## BEGIN Records supplied
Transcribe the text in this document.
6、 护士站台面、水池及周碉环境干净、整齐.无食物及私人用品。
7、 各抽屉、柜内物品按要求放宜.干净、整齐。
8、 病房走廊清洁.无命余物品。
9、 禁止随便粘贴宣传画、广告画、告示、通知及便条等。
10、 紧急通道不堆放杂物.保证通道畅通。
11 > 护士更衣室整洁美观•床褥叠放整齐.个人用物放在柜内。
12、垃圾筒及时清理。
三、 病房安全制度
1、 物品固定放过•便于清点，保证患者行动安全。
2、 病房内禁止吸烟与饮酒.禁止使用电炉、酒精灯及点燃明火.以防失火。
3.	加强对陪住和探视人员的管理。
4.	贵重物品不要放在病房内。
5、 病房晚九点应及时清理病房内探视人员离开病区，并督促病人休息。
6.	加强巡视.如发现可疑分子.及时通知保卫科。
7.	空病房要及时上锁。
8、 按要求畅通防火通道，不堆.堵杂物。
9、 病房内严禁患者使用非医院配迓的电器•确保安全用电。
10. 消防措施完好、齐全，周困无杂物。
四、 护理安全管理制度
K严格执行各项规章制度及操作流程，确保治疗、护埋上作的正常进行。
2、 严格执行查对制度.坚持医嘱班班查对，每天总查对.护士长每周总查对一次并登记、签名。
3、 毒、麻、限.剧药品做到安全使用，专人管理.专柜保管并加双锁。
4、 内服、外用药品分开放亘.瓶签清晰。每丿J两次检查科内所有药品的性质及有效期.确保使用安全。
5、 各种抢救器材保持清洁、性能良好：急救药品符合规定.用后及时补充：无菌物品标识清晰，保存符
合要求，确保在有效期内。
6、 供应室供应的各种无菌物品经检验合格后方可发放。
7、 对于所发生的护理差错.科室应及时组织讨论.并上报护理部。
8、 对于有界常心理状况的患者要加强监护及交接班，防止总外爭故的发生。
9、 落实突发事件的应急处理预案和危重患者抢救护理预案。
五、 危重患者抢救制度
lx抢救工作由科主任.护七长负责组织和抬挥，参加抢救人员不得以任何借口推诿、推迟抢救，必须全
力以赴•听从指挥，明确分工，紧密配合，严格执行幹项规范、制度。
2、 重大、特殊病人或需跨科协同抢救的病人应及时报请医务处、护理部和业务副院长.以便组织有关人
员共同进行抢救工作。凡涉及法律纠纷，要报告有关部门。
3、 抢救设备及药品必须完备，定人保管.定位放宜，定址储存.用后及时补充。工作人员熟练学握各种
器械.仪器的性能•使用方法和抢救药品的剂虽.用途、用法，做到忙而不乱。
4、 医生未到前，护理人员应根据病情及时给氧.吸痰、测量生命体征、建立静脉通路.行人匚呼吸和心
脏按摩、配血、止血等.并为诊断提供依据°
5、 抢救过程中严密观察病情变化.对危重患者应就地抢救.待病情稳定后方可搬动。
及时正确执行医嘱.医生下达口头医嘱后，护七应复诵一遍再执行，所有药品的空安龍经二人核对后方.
## END Records supplied
→ Work required
Copy each line of the records above that carries the word "用后及时补充".

→ Completed exercise
5、 各种抢救器材保持清洁、性能良好：急救药品符合规定.用后及时补充：无菌物品标识清晰，保存符
3、 抢救设备及药品必须完备，定人保管.定位放宜，定址储存.用后及时补充。工作人员熟练学握各种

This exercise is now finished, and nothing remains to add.